▶ _TASK OBJECTIVE_
Comb through the entries for "data" and pull out each line that holds it.

▶ _RECORDS PROVIDED_
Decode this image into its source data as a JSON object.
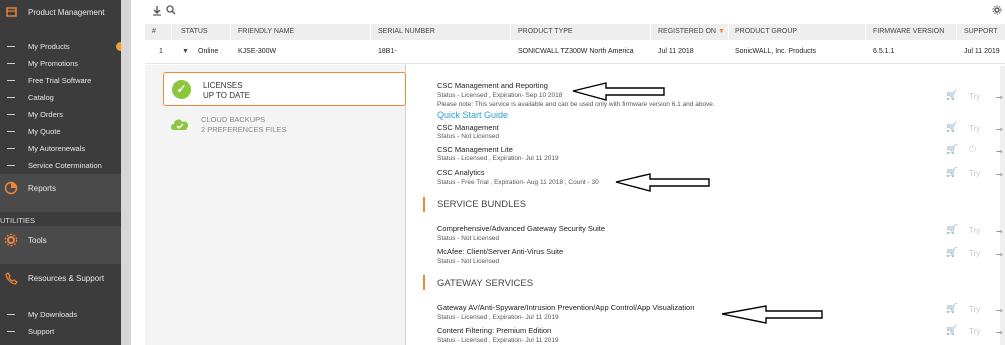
{
  "sidebar": {
    "product_management": "Product Management",
    "items": [
      {
        "label": "My Products"
      },
      {
        "label": "My Promotions"
      },
      {
        "label": "Free Trial Software"
      },
      {
        "label": "Catalog"
      },
      {
        "label": "My Orders"
      },
      {
        "label": "My Quote"
      },
      {
        "label": "My Autorenewals"
      },
      {
        "label": "Service Cotermination"
      }
    ],
    "reports": "Reports",
    "utilities": "UTILITIES",
    "tools": "Tools",
    "resources": "Resources & Support",
    "downloads": "My Downloads",
    "support": "Support"
  },
  "table": {
    "headers": {
      "num": "#",
      "status": "STATUS",
      "friendly": "FRIENDLY NAME",
      "serial": "SERIAL NUMBER",
      "type": "PRODUCT TYPE",
      "registered": "REGISTERED ON",
      "group": "PRODUCT GROUP",
      "firmware": "FIRMWARE VERSION",
      "support": "SUPPORT"
    },
    "row": {
      "num": "1",
      "status": "Online",
      "friendly": "KJSE-300W",
      "serial": "18B1-",
      "type": "SONICWALL TZ300W North America",
      "registered": "Jul 11 2018",
      "group": "SonicWALL, Inc. Products",
      "firmware": "6.5.1.1",
      "support": "Jul 11 2019"
    }
  },
  "left_panel": {
    "licenses_line1": "LICENSES",
    "licenses_line2": "UP TO DATE",
    "cloud_line1": "CLOUD BACKUPS",
    "cloud_line2": "2 PREFERENCES FILES"
  },
  "services": {
    "csc_mr": {
      "name": "CSC Management and Reporting",
      "status": "Status - Licensed , Expiration- Sep 10 2018",
      "note": "Please note: This service is available and can be used only with firmware version 6.1 and above."
    },
    "quick_start": "Quick Start Guide",
    "csc_m": {
      "name": "CSC Management",
      "status": "Status - Not Licensed"
    },
    "csc_lite": {
      "name": "CSC Management Lite",
      "status": "Status - Licensed , Expiration- Jul 11 2019"
    },
    "csc_analytics": {
      "name": "CSC Analytics",
      "status": "Status - Free Trial , Expiration- Aug 11 2018 , Count - 30"
    },
    "bundles_header": "SERVICE BUNDLES",
    "cgss": {
      "name": "Comprehensive/Advanced Gateway Security Suite",
      "status": "Status - Not Licensed"
    },
    "mcafee": {
      "name": "McAfee: Client/Server Anti-Virus Suite",
      "status": "Status - Not Licensed"
    },
    "gateway_header": "GATEWAY SERVICES",
    "gav": {
      "name": "Gateway AV/Anti-Spyware/Intrusion Prevention/App Control/App Visualization",
      "status": "Status - Licensed , Expiration- Jul 11 2019"
    },
    "cfs": {
      "name": "Content Filtering: Premium Edition",
      "status": "Status - Licensed , Expiration- Jul 11 2019"
    }
  },
  "try_label": "Try",
  "colors": {
    "accent": "#f0873a",
    "sidebar": "#3c3c3c",
    "success": "#8cc63f",
    "link": "#2a9fd8"
  }
}
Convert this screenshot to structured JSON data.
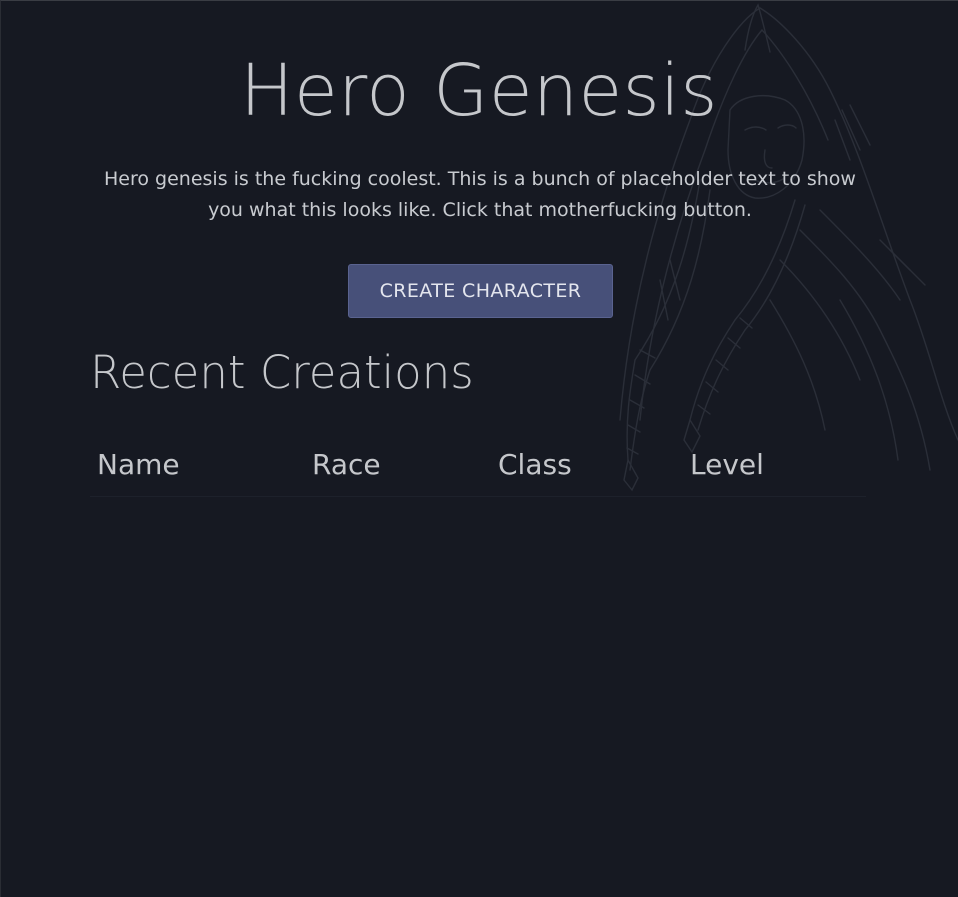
{
  "hero": {
    "title": "Hero Genesis",
    "intro": "Hero genesis is the fucking coolest. This is a bunch of placeholder text to show you what this looks like. Click that motherfucking button.",
    "cta_label": "CREATE CHARACTER"
  },
  "recent": {
    "title": "Recent Creations",
    "columns": [
      "Name",
      "Race",
      "Class",
      "Level"
    ],
    "rows": []
  },
  "colors": {
    "background": "#161922",
    "text": "#c5c7cb",
    "button": "#475079"
  },
  "icons": {
    "background_art": "hooded-character-sketch"
  }
}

▶ _WRITTEN SOLUTION_
Decode this image into its source data as a JSON object.
Convert this screenshot to structured JSON data.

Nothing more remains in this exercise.